#### EXERCISE DESCRIPTION
Pictures aside, quote the whole listing exactly.

#### RECORDS FOR THIS EXERCISE

= = = = = = =

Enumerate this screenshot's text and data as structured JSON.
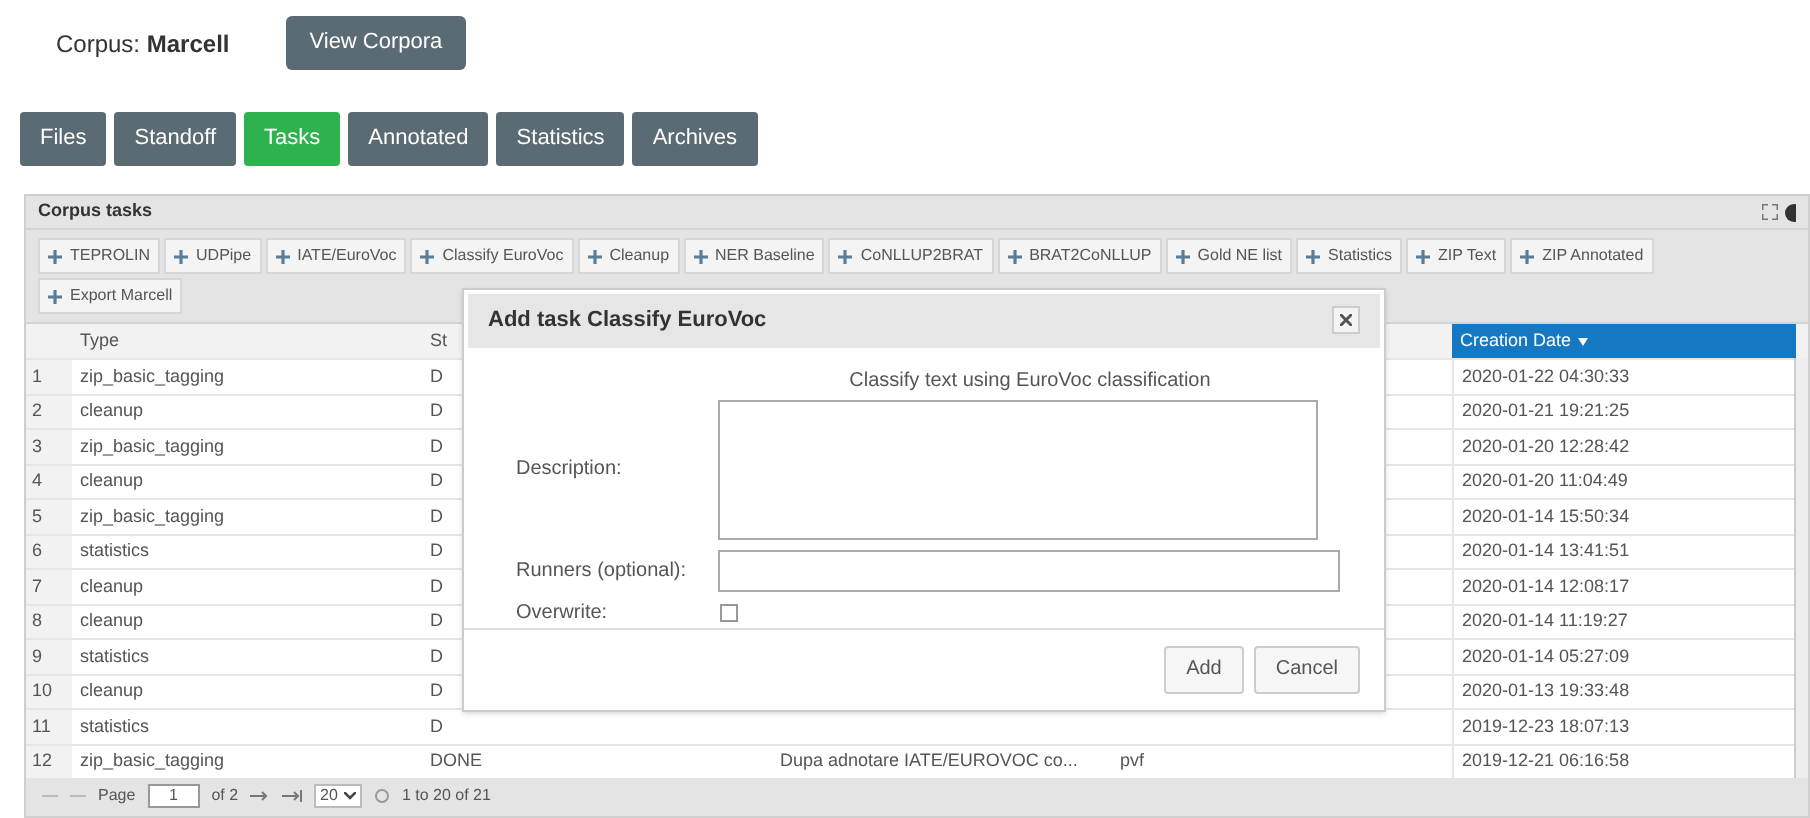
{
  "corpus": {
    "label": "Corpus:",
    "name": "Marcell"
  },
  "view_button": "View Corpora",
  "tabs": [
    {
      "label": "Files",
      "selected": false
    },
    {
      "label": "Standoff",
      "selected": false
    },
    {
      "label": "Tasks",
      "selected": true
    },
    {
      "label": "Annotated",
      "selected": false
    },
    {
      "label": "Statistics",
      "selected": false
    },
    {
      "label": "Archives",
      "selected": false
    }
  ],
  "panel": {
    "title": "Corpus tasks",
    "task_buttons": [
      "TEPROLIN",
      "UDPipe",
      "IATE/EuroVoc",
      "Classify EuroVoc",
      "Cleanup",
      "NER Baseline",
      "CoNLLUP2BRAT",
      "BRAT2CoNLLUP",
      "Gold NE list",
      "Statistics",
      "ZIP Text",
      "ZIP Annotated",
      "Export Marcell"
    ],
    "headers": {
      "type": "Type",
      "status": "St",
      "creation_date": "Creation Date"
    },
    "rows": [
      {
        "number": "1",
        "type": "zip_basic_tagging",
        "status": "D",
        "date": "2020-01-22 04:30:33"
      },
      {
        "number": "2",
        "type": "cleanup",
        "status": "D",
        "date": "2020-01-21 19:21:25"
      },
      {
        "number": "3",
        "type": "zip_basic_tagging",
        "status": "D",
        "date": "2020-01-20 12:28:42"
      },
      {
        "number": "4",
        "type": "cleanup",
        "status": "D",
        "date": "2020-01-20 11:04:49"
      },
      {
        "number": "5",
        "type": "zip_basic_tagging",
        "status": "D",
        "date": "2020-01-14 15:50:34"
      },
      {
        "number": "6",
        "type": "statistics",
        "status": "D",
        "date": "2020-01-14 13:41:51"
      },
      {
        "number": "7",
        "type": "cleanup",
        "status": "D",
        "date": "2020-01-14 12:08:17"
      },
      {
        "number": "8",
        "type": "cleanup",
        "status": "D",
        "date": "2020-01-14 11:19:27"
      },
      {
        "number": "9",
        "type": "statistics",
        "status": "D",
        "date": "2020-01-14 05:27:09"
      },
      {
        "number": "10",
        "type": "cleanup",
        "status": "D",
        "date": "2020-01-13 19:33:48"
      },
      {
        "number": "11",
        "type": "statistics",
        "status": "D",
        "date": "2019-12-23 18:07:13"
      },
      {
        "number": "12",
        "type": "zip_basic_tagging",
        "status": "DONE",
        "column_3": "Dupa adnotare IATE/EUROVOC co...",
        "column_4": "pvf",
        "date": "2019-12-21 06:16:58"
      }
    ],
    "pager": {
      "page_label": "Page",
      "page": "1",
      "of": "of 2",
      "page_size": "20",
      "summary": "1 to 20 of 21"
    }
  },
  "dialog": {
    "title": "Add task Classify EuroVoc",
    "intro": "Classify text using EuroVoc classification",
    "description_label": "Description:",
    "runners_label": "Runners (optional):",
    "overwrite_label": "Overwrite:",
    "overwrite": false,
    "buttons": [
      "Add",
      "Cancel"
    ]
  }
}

= = = = = = =

#### CORRECT RESPONSE
Enumerate this screenshot's text and data as structured JSON.
{
  "corpus": {
    "label": "Corpus:",
    "name": "Marcell"
  },
  "view_button": "View Corpora",
  "tabs": [
    {
      "label": "Files",
      "selected": false
    },
    {
      "label": "Standoff",
      "selected": false
    },
    {
      "label": "Tasks",
      "selected": true
    },
    {
      "label": "Annotated",
      "selected": false
    },
    {
      "label": "Statistics",
      "selected": false
    },
    {
      "label": "Archives",
      "selected": false
    }
  ],
  "panel": {
    "title": "Corpus tasks",
    "task_buttons": [
      "TEPROLIN",
      "UDPipe",
      "IATE/EuroVoc",
      "Classify EuroVoc",
      "Cleanup",
      "NER Baseline",
      "CoNLLUP2BRAT",
      "BRAT2CoNLLUP",
      "Gold NE list",
      "Statistics",
      "ZIP Text",
      "ZIP Annotated",
      "Export Marcell"
    ],
    "headers": {
      "type": "Type",
      "status": "St",
      "creation_date": "Creation Date"
    },
    "rows": [
      {
        "number": "1",
        "type": "zip_basic_tagging",
        "status": "D",
        "date": "2020-01-22 04:30:33"
      },
      {
        "number": "2",
        "type": "cleanup",
        "status": "D",
        "date": "2020-01-21 19:21:25"
      },
      {
        "number": "3",
        "type": "zip_basic_tagging",
        "status": "D",
        "date": "2020-01-20 12:28:42"
      },
      {
        "number": "4",
        "type": "cleanup",
        "status": "D",
        "date": "2020-01-20 11:04:49"
      },
      {
        "number": "5",
        "type": "zip_basic_tagging",
        "status": "D",
        "date": "2020-01-14 15:50:34"
      },
      {
        "number": "6",
        "type": "statistics",
        "status": "D",
        "date": "2020-01-14 13:41:51"
      },
      {
        "number": "7",
        "type": "cleanup",
        "status": "D",
        "date": "2020-01-14 12:08:17"
      },
      {
        "number": "8",
        "type": "cleanup",
        "status": "D",
        "date": "2020-01-14 11:19:27"
      },
      {
        "number": "9",
        "type": "statistics",
        "status": "D",
        "date": "2020-01-14 05:27:09"
      },
      {
        "number": "10",
        "type": "cleanup",
        "status": "D",
        "date": "2020-01-13 19:33:48"
      },
      {
        "number": "11",
        "type": "statistics",
        "status": "D",
        "date": "2019-12-23 18:07:13"
      },
      {
        "number": "12",
        "type": "zip_basic_tagging",
        "status": "DONE",
        "column_3": "Dupa adnotare IATE/EUROVOC co...",
        "column_4": "pvf",
        "date": "2019-12-21 06:16:58"
      }
    ],
    "pager": {
      "page_label": "Page",
      "page": "1",
      "of": "of 2",
      "page_size": "20",
      "summary": "1 to 20 of 21"
    }
  },
  "dialog": {
    "title": "Add task Classify EuroVoc",
    "intro": "Classify text using EuroVoc classification",
    "description_label": "Description:",
    "runners_label": "Runners (optional):",
    "overwrite_label": "Overwrite:",
    "overwrite": false,
    "buttons": [
      "Add",
      "Cancel"
    ]
  }
}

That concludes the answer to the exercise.